• REQUIREMENTS
Reproduce all entries word for word.

## START GIVEN DATA

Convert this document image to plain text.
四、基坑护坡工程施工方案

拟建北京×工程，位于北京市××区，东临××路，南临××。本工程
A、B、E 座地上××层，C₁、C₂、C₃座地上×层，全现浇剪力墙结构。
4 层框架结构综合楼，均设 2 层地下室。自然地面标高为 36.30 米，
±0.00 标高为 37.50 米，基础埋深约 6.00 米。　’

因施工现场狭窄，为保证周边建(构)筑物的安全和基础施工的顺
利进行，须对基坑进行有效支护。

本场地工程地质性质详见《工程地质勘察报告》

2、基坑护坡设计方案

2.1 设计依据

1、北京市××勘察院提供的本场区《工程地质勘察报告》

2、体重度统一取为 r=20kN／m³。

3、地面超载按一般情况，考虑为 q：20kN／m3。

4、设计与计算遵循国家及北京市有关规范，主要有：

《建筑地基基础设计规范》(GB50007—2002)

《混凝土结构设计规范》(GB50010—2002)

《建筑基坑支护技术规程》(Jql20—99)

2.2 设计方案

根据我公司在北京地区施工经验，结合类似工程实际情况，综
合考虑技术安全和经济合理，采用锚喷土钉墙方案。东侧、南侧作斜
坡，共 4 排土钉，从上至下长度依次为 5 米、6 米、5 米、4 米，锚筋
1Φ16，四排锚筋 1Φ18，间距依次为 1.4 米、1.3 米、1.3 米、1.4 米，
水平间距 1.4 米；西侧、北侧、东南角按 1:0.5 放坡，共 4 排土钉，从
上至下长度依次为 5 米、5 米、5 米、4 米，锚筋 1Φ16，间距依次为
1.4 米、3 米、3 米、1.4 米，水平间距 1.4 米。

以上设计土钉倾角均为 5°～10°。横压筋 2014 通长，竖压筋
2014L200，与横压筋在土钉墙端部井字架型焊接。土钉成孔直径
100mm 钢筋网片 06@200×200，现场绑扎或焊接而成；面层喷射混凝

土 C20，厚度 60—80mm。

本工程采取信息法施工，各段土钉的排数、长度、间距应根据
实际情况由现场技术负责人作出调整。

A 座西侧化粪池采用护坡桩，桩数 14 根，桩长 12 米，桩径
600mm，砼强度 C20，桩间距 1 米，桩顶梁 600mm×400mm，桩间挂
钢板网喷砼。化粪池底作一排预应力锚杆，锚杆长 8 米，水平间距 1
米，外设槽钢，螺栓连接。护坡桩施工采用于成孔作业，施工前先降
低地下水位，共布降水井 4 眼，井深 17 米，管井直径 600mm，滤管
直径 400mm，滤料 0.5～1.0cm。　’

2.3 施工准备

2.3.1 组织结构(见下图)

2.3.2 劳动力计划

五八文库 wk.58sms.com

## END GIVEN DATA

• EXERCISE OUTPUT
Convert this document image to plain text.
四、基坑护坡工程施工方案

拟建北京×工程，位于北京市××区，东临××路，南临××。本工程
A、B、E 座地上××层，C₁、C₂、C₃座地上×层，全现浇剪力墙结构。
4 层框架结构综合楼，均设 2 层地下室。自然地面标高为 36.30 米，
±0.00 标高为 37.50 米，基础埋深约 6.00 米。　’

因施工现场狭窄，为保证周边建(构)筑物的安全和基础施工的顺
利进行，须对基坑进行有效支护。

本场地工程地质性质详见《工程地质勘察报告》

2、基坑护坡设计方案

2.1 设计依据

1、北京市××勘察院提供的本场区《工程地质勘察报告》

2、体重度统一取为 r=20kN／m³。

3、地面超载按一般情况，考虑为 q：20kN／m3。

4、设计与计算遵循国家及北京市有关规范，主要有：

《建筑地基基础设计规范》(GB50007—2002)

《混凝土结构设计规范》(GB50010—2002)

《建筑基坑支护技术规程》(Jql20—99)

2.2 设计方案

根据我公司在北京地区施工经验，结合类似工程实际情况，综
合考虑技术安全和经济合理，采用锚喷土钉墙方案。东侧、南侧作斜
坡，共 4 排土钉，从上至下长度依次为 5 米、6 米、5 米、4 米，锚筋
1Φ16，四排锚筋 1Φ18，间距依次为 1.4 米、1.3 米、1.3 米、1.4 米，
水平间距 1.4 米；西侧、北侧、东南角按 1:0.5 放坡，共 4 排土钉，从
上至下长度依次为 5 米、5 米、5 米、4 米，锚筋 1Φ16，间距依次为
1.4 米、3 米、3 米、1.4 米，水平间距 1.4 米。

以上设计土钉倾角均为 5°～10°。横压筋 2014 通长，竖压筋
2014L200，与横压筋在土钉墙端部井字架型焊接。土钉成孔直径
100mm 钢筋网片 06@200×200，现场绑扎或焊接而成；面层喷射混凝

土 C20，厚度 60—80mm。

本工程采取信息法施工，各段土钉的排数、长度、间距应根据
实际情况由现场技术负责人作出调整。

A 座西侧化粪池采用护坡桩，桩数 14 根，桩长 12 米，桩径
600mm，砼强度 C20，桩间距 1 米，桩顶梁 600mm×400mm，桩间挂
钢板网喷砼。化粪池底作一排预应力锚杆，锚杆长 8 米，水平间距 1
米，外设槽钢，螺栓连接。护坡桩施工采用于成孔作业，施工前先降
低地下水位，共布降水井 4 眼，井深 17 米，管井直径 600mm，滤管
直径 400mm，滤料 0.5～1.0cm。　’

2.3 施工准备

2.3.1 组织结构(见下图)

2.3.2 劳动力计划

五八文库 wk.58sms.com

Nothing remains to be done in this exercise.